*BRIEF*.
Pick out the lines below with "document" and list them.

*THE INPUT*.
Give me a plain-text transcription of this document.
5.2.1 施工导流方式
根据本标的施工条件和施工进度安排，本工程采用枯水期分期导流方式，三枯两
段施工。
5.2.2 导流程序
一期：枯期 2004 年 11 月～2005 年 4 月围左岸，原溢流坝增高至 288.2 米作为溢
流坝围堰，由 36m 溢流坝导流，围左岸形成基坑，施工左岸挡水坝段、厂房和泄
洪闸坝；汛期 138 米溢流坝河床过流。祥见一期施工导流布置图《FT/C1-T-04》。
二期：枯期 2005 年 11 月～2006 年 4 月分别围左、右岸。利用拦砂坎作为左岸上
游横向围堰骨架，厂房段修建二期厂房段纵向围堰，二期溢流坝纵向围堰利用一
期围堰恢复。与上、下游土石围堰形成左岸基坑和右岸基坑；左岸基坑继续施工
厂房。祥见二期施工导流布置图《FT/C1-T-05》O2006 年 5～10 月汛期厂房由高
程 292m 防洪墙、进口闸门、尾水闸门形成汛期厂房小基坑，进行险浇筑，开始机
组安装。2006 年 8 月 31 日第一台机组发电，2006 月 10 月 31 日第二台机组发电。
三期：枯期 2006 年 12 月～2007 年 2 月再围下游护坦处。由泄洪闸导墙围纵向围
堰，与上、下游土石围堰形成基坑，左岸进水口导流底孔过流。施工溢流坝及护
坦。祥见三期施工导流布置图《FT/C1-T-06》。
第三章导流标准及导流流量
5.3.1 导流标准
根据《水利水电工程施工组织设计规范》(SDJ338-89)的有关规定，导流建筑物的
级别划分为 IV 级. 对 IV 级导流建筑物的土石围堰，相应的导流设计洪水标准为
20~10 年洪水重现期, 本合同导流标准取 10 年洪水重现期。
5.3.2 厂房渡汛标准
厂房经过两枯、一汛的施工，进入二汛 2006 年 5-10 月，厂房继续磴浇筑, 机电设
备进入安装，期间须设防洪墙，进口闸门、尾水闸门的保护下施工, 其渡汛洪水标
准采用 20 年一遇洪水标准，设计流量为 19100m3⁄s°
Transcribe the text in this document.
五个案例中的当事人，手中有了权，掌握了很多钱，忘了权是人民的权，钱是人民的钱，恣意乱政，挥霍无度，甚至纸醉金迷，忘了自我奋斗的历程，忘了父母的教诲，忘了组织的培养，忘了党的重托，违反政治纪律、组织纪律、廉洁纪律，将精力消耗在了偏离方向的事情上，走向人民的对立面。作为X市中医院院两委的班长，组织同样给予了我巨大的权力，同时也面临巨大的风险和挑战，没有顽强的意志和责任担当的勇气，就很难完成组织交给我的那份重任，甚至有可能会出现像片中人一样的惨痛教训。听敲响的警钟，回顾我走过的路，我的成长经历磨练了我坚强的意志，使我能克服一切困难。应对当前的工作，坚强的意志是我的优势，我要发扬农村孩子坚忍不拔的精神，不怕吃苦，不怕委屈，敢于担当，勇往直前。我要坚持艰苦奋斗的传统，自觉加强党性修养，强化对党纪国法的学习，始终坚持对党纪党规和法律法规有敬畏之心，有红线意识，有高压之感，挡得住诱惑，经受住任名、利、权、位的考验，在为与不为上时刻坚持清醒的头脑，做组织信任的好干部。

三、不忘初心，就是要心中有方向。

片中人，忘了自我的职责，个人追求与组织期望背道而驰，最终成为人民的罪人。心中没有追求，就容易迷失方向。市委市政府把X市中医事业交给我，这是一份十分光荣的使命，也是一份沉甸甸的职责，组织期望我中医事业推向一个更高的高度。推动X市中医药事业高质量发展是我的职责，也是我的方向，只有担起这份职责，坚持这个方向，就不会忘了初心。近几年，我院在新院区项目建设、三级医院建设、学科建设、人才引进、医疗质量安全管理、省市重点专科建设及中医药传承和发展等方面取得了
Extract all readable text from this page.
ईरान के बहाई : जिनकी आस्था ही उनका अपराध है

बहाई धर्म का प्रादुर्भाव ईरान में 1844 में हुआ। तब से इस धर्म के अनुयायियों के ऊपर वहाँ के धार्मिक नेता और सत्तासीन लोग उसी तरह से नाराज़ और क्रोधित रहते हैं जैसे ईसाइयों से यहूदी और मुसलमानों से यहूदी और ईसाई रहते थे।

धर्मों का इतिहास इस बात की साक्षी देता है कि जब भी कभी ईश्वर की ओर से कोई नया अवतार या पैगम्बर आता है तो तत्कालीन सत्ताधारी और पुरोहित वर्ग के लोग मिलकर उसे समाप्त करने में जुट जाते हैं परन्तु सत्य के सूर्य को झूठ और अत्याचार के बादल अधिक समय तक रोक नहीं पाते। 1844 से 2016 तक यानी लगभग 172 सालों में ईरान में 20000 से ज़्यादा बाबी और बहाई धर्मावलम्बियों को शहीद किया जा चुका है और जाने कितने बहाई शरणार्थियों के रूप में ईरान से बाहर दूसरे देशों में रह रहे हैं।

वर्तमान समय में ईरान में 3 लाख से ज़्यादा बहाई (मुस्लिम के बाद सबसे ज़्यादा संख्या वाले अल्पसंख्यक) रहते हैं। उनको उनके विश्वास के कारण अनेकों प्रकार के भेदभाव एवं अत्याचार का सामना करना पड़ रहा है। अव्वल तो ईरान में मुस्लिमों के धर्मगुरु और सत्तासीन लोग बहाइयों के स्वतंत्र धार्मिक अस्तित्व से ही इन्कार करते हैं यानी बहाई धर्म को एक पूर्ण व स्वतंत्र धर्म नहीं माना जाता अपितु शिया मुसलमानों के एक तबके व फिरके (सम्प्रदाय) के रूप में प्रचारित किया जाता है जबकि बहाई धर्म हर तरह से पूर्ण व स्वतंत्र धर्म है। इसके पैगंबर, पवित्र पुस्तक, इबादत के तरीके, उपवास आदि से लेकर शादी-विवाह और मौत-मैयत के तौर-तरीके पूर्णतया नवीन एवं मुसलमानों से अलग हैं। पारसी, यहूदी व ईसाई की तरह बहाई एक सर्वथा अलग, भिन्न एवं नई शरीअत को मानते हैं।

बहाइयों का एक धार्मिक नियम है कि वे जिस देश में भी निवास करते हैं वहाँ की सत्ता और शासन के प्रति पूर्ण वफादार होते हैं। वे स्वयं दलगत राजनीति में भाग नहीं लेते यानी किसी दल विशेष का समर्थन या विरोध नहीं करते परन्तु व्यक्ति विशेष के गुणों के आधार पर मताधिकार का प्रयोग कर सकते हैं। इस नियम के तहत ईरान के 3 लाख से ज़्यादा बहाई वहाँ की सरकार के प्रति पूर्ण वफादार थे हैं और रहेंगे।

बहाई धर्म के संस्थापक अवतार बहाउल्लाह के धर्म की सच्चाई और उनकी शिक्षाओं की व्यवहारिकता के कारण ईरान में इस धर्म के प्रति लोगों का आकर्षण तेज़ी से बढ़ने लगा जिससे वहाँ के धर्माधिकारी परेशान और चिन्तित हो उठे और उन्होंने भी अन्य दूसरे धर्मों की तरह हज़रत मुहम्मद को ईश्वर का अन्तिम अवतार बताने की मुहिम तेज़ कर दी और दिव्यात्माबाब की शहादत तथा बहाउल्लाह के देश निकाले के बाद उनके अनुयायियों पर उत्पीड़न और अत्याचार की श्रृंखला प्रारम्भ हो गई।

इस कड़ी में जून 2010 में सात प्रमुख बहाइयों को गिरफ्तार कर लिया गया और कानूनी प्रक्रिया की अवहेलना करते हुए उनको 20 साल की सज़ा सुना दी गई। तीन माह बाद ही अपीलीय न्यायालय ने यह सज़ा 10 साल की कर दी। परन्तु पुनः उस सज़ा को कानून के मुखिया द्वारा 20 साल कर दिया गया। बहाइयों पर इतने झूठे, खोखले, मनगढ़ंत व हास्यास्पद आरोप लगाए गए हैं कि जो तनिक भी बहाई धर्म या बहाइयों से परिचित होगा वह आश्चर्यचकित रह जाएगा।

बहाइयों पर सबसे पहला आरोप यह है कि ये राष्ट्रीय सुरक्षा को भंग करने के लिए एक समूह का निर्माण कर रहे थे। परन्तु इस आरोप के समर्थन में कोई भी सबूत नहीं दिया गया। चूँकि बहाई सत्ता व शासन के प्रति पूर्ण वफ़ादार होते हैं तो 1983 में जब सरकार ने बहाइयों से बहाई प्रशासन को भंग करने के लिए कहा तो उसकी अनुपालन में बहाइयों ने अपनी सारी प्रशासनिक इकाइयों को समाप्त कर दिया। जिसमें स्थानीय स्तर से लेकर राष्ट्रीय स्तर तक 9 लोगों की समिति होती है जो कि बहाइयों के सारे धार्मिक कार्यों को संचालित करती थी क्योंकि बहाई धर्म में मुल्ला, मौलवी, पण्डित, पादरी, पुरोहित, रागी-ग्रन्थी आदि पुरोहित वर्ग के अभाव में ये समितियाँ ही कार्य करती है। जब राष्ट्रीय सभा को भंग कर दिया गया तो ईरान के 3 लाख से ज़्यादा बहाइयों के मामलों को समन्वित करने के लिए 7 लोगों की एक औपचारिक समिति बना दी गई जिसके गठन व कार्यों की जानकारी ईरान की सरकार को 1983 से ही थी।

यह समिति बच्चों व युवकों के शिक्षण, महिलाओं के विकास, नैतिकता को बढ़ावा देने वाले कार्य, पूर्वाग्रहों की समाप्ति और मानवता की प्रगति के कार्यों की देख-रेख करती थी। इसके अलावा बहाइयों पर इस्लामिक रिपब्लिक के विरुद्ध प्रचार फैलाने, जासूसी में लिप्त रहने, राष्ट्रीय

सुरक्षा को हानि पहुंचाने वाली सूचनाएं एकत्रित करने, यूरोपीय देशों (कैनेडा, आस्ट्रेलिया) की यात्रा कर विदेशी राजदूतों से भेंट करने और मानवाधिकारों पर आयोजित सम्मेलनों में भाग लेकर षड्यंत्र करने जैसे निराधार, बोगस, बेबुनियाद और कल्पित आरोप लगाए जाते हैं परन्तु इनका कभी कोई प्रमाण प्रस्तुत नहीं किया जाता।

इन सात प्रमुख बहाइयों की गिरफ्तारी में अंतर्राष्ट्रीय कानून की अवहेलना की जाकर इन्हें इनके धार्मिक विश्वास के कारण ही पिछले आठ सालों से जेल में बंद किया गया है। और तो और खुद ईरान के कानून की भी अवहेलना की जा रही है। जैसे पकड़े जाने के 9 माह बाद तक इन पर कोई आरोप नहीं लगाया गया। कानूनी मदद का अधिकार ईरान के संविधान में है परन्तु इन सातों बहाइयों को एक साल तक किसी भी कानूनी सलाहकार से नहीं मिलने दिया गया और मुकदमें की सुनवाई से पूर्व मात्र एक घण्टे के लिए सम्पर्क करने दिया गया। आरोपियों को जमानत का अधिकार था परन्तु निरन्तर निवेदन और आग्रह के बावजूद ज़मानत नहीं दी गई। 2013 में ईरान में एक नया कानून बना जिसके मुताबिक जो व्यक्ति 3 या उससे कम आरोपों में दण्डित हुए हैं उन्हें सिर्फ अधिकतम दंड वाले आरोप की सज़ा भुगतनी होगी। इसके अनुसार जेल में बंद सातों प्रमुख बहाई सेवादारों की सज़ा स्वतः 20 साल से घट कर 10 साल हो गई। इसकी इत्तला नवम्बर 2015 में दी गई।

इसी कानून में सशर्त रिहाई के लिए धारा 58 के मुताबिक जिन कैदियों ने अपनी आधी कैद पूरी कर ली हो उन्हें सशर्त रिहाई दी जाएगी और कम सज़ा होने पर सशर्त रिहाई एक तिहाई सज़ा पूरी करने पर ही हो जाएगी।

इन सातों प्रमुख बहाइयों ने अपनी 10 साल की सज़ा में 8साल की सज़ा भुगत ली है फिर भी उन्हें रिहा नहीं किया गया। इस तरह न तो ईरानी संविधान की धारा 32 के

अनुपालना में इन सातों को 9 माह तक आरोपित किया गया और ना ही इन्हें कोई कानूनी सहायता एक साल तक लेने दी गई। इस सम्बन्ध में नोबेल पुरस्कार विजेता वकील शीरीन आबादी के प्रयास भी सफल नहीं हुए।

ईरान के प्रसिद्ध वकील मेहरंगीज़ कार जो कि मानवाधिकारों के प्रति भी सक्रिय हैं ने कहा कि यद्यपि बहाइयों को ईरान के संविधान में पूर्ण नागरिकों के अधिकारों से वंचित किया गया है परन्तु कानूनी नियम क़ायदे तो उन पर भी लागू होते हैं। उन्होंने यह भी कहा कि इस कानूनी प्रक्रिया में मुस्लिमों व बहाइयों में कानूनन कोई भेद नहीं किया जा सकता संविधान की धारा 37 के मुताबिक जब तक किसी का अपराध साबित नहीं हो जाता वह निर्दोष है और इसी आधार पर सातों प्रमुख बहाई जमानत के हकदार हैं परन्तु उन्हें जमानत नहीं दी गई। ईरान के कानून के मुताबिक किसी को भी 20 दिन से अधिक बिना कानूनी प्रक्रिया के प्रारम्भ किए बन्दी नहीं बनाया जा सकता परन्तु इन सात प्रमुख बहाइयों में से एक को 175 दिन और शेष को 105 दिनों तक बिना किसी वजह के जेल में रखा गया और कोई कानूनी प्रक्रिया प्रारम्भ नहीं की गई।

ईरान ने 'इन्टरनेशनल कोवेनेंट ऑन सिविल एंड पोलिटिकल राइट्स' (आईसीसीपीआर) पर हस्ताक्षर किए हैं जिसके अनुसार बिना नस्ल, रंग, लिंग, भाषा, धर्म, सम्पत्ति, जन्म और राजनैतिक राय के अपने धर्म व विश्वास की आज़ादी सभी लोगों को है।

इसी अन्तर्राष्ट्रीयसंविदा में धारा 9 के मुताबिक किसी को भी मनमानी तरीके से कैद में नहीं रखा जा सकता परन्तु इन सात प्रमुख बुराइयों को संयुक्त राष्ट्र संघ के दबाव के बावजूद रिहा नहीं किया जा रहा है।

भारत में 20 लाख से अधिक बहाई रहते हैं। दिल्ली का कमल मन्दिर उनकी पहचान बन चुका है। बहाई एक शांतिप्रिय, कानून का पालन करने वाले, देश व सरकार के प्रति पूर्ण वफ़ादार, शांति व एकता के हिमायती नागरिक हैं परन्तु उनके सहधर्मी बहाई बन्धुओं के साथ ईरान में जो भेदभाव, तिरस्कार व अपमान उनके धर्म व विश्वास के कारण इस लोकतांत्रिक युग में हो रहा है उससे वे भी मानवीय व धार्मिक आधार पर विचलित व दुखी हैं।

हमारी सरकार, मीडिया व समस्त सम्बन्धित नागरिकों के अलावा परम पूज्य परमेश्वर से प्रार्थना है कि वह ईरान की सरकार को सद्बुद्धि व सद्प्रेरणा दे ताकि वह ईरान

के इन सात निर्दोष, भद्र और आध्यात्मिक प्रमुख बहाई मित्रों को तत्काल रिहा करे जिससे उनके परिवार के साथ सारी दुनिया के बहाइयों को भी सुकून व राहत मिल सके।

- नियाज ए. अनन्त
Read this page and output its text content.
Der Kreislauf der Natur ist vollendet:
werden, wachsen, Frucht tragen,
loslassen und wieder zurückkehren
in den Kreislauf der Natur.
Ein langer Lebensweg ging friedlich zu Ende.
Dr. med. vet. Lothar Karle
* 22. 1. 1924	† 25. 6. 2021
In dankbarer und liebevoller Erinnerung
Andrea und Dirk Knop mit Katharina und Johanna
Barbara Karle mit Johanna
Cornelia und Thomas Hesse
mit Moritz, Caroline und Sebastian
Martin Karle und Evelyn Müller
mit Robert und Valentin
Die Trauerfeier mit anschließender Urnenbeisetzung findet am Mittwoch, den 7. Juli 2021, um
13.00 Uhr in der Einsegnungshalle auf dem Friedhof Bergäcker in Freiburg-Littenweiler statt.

*OUTPUT*.
Give me a plain-text transcription of this document.
Transcribe the text in this document.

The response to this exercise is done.